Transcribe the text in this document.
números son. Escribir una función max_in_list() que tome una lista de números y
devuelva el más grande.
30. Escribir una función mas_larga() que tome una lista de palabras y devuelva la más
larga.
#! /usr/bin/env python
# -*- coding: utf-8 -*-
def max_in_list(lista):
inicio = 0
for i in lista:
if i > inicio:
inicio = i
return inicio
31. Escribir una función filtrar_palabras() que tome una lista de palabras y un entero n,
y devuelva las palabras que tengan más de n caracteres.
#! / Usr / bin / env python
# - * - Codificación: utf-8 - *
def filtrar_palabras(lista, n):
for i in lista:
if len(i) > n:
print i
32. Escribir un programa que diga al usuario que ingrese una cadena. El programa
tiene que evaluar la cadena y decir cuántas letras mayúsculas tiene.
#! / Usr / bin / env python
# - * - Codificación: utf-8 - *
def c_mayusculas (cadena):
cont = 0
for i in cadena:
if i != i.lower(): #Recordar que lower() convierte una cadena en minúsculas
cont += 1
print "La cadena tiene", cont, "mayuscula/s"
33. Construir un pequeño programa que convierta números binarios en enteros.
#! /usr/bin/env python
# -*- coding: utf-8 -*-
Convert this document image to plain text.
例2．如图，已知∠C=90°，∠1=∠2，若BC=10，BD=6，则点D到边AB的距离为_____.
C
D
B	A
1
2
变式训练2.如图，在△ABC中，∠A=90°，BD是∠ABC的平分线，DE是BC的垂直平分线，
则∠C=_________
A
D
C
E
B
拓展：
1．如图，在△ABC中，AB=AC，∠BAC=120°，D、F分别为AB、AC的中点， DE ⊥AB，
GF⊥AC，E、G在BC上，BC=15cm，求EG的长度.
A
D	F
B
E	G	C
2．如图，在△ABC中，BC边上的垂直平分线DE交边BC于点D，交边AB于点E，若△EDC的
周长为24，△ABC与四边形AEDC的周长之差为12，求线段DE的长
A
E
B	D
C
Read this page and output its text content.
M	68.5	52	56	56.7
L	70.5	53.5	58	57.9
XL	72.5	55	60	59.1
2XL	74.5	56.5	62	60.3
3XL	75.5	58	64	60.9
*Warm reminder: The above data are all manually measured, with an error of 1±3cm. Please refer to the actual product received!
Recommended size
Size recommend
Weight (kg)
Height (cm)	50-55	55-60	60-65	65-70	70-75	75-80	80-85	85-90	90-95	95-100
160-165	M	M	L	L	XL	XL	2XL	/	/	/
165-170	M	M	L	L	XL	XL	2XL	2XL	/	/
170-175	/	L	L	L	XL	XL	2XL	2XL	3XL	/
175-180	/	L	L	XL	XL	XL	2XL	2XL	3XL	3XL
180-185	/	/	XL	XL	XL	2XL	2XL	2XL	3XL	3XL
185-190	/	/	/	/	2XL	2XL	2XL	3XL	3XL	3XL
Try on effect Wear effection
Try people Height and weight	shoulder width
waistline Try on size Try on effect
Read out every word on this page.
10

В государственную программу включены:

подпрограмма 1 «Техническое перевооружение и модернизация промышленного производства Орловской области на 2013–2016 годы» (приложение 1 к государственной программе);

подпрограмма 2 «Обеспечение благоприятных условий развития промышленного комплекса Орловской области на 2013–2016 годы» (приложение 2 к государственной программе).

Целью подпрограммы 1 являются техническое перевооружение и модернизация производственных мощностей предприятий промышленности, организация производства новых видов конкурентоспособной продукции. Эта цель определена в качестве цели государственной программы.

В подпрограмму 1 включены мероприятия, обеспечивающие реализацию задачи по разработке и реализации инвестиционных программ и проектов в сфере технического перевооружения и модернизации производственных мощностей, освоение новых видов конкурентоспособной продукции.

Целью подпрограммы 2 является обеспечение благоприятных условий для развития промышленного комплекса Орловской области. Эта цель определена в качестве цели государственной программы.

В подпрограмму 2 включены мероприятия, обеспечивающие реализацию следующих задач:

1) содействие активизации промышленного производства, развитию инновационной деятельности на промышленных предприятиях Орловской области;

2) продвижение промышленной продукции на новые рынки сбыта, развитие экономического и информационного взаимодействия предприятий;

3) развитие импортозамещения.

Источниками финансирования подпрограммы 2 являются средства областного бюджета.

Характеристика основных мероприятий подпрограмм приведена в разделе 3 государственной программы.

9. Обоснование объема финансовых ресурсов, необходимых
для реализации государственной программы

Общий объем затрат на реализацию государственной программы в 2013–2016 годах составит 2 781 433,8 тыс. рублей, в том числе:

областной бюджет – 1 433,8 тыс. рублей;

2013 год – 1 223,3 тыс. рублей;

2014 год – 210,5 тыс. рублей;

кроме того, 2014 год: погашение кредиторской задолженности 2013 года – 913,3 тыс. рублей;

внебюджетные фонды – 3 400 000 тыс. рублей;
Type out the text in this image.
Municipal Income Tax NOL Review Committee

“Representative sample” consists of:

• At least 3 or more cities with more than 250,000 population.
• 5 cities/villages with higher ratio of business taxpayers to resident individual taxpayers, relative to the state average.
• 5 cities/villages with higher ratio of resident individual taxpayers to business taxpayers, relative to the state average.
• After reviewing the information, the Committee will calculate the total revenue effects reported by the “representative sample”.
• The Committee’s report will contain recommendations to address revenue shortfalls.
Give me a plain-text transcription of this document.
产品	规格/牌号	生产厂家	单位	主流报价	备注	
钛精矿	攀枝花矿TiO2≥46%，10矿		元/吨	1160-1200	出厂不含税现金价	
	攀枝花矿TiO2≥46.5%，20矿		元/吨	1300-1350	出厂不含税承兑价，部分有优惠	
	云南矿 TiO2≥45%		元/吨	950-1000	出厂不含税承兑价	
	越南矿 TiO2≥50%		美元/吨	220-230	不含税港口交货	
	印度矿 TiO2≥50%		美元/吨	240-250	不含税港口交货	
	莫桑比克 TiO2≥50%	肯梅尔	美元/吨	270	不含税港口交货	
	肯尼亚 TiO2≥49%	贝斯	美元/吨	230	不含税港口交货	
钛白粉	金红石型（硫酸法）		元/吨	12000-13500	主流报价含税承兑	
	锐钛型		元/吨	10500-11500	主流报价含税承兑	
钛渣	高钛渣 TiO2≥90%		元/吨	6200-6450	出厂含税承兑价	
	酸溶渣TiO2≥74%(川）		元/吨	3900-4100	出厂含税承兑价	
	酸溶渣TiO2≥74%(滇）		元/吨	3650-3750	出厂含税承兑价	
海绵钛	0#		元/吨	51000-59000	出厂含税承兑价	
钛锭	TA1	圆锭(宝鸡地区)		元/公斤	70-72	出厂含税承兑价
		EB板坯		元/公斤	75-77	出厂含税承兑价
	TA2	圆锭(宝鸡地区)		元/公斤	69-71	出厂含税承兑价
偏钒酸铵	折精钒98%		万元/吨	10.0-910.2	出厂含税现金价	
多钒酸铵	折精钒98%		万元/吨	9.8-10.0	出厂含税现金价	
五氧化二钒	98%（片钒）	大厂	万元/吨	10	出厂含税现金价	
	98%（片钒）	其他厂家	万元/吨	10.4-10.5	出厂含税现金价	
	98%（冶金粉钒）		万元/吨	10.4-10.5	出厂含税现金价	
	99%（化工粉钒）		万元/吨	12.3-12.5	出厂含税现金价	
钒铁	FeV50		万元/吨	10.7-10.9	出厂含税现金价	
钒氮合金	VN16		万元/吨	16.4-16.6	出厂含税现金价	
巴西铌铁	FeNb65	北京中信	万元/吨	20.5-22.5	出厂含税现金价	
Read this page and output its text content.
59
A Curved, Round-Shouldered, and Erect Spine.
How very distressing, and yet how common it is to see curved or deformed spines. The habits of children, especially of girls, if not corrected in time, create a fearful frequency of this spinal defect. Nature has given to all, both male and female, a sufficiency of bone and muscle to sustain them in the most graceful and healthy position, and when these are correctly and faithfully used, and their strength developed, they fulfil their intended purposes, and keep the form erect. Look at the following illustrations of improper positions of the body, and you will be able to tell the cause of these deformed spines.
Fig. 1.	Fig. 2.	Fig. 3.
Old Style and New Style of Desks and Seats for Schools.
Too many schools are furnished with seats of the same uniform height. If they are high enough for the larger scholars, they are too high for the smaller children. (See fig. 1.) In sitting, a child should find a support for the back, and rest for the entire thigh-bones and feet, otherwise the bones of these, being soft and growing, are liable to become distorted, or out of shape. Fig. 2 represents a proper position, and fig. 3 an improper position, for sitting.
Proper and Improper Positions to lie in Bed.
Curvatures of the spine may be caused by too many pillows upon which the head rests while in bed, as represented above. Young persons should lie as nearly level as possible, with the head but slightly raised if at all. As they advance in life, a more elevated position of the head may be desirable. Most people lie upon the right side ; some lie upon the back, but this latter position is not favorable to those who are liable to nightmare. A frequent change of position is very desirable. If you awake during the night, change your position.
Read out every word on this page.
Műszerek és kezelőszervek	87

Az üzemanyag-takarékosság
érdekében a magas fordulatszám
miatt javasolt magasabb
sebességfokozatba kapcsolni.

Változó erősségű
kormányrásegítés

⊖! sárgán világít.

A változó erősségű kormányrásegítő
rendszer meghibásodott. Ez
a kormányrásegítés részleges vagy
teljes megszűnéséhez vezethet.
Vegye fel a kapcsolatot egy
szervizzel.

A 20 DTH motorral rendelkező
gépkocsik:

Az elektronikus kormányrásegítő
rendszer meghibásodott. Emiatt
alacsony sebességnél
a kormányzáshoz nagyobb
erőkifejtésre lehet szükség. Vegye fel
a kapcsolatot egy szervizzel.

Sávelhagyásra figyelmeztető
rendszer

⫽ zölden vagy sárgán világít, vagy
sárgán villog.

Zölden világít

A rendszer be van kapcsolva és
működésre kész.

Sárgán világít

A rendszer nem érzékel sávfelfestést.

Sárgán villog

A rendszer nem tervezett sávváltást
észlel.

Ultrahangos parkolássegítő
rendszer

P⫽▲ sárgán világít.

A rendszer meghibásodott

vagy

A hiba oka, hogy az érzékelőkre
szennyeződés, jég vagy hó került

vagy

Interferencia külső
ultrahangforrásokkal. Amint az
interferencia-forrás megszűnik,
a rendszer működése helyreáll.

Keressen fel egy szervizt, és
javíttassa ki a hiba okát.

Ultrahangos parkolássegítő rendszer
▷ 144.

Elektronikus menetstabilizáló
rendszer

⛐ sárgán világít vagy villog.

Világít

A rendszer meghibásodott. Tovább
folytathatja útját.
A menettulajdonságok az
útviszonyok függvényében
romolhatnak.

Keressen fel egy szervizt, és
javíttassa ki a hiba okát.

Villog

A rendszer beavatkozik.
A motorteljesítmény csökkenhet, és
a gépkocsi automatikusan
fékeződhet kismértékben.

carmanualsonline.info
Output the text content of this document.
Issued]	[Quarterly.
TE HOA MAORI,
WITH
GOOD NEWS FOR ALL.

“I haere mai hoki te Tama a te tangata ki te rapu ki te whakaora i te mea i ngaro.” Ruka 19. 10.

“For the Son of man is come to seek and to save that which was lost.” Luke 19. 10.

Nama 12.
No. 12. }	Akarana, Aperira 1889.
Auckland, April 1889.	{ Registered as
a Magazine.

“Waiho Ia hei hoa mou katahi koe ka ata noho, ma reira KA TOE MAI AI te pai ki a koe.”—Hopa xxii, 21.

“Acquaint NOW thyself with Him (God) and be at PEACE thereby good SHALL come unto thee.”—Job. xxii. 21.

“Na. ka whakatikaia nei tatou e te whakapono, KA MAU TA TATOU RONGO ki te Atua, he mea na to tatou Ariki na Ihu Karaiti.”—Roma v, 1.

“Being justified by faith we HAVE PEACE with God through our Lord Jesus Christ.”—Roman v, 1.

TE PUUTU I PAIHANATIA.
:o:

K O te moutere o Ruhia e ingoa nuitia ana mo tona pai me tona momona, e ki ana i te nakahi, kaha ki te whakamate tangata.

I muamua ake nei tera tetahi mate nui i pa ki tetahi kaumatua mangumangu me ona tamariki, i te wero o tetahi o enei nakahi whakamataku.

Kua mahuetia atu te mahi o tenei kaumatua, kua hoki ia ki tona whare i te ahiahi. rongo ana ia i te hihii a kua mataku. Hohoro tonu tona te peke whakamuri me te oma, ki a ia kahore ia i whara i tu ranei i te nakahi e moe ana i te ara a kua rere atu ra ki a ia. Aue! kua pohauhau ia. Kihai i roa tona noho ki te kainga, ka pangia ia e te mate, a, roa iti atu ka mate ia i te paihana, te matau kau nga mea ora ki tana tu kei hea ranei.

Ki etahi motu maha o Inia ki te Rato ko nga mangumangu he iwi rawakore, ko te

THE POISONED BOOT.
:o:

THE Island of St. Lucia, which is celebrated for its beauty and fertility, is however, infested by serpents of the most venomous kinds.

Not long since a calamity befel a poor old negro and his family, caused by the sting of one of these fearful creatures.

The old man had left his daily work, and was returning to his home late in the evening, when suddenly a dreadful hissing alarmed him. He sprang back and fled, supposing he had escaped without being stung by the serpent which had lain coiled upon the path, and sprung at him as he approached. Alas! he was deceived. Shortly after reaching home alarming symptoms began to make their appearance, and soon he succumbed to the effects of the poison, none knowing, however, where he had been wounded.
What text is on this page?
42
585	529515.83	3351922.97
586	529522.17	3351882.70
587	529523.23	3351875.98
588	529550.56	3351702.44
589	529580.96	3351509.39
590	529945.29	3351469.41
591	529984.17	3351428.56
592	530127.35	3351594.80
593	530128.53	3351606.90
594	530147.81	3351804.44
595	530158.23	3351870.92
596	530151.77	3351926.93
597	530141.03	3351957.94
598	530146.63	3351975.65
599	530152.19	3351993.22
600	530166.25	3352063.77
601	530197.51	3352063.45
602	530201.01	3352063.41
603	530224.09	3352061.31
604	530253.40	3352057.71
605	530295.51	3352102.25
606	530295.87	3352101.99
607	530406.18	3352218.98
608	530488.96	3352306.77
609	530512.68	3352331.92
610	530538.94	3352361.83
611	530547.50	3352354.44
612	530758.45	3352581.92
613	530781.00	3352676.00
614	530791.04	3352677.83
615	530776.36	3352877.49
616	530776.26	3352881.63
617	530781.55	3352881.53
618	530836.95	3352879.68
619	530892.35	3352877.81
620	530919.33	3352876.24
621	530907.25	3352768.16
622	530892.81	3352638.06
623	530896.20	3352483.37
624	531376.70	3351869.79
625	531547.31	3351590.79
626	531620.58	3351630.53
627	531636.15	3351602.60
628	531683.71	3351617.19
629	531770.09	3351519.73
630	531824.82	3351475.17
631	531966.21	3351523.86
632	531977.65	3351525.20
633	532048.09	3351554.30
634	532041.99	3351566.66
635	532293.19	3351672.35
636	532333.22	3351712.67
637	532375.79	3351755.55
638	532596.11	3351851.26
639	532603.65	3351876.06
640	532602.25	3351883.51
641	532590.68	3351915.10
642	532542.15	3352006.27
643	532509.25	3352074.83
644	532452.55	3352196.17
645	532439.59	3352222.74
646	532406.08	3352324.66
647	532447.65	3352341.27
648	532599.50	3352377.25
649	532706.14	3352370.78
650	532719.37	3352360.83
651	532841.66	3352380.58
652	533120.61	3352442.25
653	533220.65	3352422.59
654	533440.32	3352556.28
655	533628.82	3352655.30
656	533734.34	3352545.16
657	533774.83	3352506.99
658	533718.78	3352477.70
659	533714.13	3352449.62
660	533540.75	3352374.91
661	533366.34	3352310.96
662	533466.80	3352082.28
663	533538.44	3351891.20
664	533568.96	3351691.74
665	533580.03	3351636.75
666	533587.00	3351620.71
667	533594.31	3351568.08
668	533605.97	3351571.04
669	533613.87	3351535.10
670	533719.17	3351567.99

◇ ◇ ◇ ◇ ◇ ◇ ◇

=== What the task asks ===
Pull out each line containing the word "благоприятных" and copy it.

=== Answer to this task ===
подпрограмма 2 «Обеспечение благоприятных условий развития промышленного комплекса Орловской области на 2013–2016 годы» (приложение 2 к государственной программе).
Целью подпрограммы 2 является обеспечение благоприятных условий для развития промышленного комплекса Орловской области. Эта цель определена в качестве цели государственной программы.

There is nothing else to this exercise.